● **SELECTION**
_ _ _ _
In “Church Going”, the greatest poem about church-crawling ever written, Philip Larkin completely nailed architecture addicts like me. Wondering who would be the last to visit churches if Christianity ever died in Britain, he asks whether it be “one of the crew that tap and jot and know what rood-lofts were? Some ruin-bibber, randy for antique”.
I know what a rood-loft is – I thrill at the sight of one. I tap, I jot; I lust for church fittings. I interviewed the late Hugh Hefner 12 years ago, and I’m more excited about a Cotswolds wool church I’ve just seen in Northleach than I was chatting to Hef’s three pneumatic girlfriends, Holly, Bridget and Kendra. Still, after 30 years’ obsessive church-crawling, there are lots of things I don’t know about the inside of a church. Take this new book, The Brass Eagle Lecterns of England, by Marcus van der Meulen.
I knew that eagle lecterns were inspired by St John the Evangelist, whose symbol is an eagle. Because his Gospel begins, “In the beginning was the word,” it made sense to incorporate his eagle symbol into a lectern.
I also knew that the pelican – used for lecterns, too – was a symbol for Christ’s sacrifice, thanks to the altruistic story of it pecking its own breast to produce blood for its young.
There my knowledge about eagle lecterns ended. Van der Meulen’s book filled the enormous gap. Eagle lecterns were also popular because the mythical, double-headed eagle represented Christ’s twin nature, as human and divine; as King of Heaven and Earth.
As so often, Christian iconography has a classical foundation, too: the Greeks saw the eagle as a transformation of Zeus, king of the gods; the Romans used the eagle, wings outspread, as a symbol for victory.
Van der Meulen carefully follows the ups and downs of the eagle lectern in England through the centuries. The first mention of one dates from the 10th century. There was an extraordinary boom in brass eagle lecterns in the late 15th and early 16th centuries – 40 of the metal birds in this slim, illuminating volume date from that period alone. In the medieval church, the eagle looked east, towards the altar, as the priest, too, turned away from the congregation; these days, the eagle normally turns round to face the congregation, as does the priest.
_ _ _ _
● **DATA**
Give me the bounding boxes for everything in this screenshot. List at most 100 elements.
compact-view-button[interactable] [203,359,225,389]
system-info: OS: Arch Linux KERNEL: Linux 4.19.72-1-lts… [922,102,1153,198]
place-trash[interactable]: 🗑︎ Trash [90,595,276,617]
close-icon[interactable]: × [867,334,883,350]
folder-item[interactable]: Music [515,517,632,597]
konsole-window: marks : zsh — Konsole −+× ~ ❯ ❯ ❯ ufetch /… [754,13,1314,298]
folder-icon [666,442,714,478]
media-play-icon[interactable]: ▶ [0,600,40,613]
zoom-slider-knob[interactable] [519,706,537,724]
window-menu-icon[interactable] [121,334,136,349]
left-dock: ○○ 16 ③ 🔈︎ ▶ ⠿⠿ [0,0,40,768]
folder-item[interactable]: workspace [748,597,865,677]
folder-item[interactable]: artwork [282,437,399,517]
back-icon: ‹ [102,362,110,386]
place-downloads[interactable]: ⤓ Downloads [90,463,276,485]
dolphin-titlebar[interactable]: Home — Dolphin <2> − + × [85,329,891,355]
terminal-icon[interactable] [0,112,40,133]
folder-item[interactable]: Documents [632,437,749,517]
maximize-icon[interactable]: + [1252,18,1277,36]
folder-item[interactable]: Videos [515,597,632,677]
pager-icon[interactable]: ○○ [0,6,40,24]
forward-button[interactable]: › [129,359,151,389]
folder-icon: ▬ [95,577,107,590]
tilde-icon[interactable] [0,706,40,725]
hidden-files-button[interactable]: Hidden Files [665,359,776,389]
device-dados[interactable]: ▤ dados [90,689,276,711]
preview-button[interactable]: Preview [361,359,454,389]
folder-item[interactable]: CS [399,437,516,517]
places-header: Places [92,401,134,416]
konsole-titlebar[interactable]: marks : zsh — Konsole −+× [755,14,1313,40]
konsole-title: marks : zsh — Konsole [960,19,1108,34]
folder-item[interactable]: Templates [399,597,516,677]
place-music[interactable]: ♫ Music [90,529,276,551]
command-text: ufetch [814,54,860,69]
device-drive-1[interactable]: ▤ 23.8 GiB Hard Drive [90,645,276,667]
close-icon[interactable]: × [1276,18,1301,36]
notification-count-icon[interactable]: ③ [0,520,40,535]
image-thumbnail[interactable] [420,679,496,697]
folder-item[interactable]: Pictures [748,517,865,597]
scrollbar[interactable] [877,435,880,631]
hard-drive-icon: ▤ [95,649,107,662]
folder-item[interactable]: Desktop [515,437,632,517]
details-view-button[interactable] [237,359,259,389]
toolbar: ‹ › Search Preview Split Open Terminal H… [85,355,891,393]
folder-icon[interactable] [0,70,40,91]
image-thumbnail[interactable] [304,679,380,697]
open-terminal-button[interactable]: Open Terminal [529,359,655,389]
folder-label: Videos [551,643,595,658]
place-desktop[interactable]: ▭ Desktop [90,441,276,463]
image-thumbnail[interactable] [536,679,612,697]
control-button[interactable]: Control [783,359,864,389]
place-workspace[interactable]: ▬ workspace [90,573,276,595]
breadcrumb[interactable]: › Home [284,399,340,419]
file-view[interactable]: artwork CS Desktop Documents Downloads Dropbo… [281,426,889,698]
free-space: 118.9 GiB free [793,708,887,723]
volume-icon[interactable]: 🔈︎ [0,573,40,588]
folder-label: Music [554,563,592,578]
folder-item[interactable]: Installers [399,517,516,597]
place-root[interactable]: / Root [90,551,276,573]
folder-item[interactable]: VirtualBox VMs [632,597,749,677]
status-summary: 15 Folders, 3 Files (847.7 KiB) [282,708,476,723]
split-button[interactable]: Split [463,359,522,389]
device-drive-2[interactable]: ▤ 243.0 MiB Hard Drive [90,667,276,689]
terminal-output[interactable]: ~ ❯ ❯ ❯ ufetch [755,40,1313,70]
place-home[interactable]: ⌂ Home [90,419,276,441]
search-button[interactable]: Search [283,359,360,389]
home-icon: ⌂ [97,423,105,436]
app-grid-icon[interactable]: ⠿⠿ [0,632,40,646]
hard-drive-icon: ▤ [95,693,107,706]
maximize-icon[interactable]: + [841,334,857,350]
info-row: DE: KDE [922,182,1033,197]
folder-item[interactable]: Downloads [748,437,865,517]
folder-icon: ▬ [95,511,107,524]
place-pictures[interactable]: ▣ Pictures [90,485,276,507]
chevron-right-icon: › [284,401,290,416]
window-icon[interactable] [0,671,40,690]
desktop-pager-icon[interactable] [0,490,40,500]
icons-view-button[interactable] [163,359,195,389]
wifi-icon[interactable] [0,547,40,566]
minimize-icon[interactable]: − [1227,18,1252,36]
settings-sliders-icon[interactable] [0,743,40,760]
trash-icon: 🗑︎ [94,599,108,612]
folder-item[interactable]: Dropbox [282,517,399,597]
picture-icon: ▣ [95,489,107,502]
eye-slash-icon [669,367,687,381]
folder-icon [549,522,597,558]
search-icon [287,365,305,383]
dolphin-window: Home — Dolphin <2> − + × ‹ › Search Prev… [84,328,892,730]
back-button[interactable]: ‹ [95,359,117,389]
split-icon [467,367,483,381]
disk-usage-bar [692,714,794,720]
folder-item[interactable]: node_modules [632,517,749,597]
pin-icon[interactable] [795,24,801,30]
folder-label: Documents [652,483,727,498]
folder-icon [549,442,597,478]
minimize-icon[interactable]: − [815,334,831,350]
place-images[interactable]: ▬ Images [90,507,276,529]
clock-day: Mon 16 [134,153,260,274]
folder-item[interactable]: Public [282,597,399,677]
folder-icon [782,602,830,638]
_ _ _ _
● **TASKS TO CARRY OUT**
a) List everything the eagle is said to stand for in the piece on eagle lecterns.
b) Write what comes next in the piece on eagle lecterns, picking up after its last sentence.

● **ANSWERS PROVIDED**
a)
- St John the Evangelist, whose symbol is an eagle
- Christ's twin nature as human and divine, as King of Heaven and Earth (the double-headed eagle)
- A transformation of Zeus, king of the gods, to the Greeks
- Victory, to the Romans (wings outspread)

b)
The eagle had a tricky time after the Reformation. From 1538, the English Bible had to be displayed for consultation in the nave of the church. Quite often, the eagle lectern was snatched from the chancel and placed closer to the congregation for this purpose. But sometimes the brass eagle wasn’t seen as appropriate, as in Westminster Abbey, where the two lecterns were sold as “monuments to idolatry and superstition”.
There was a brief revival of the brass eagle in the early Stuart period. Then came the Puritan cleansing and the Civil War, when many lecterns were chucked away and others hidden from Oliver Cromwell’s troops.
The Gothic Revival, the Oxford Movement and the Cambridge Camden Society inspired the Victorian beautification of the church – and the return of the eagle, manufactured in industrial quantities in the 19th century. Many examples you see today in church are Victorian, inspired in style by those 15th and 16th century predecessors.
In other words, the flight of the brass eagle lectern has tracked the path of the Church (both Catholic and Protestant) and the country – through relative medieval serenity, followed by extreme disruption in the Reformation and the Civil War, towards Victorian prosperity and revival.
And what about today? Well, there are still plenty of brass eagle lecterns around in the churches where I hunt, “randy for antique”, at the weekends.
For how much longer? Who knows? Still, the eagle isn’t quite yet ready to fly the coop.
The Brass Eagle Lecterns of England by Marcus van der Meulen is published by Amberley Publishing (£14.99)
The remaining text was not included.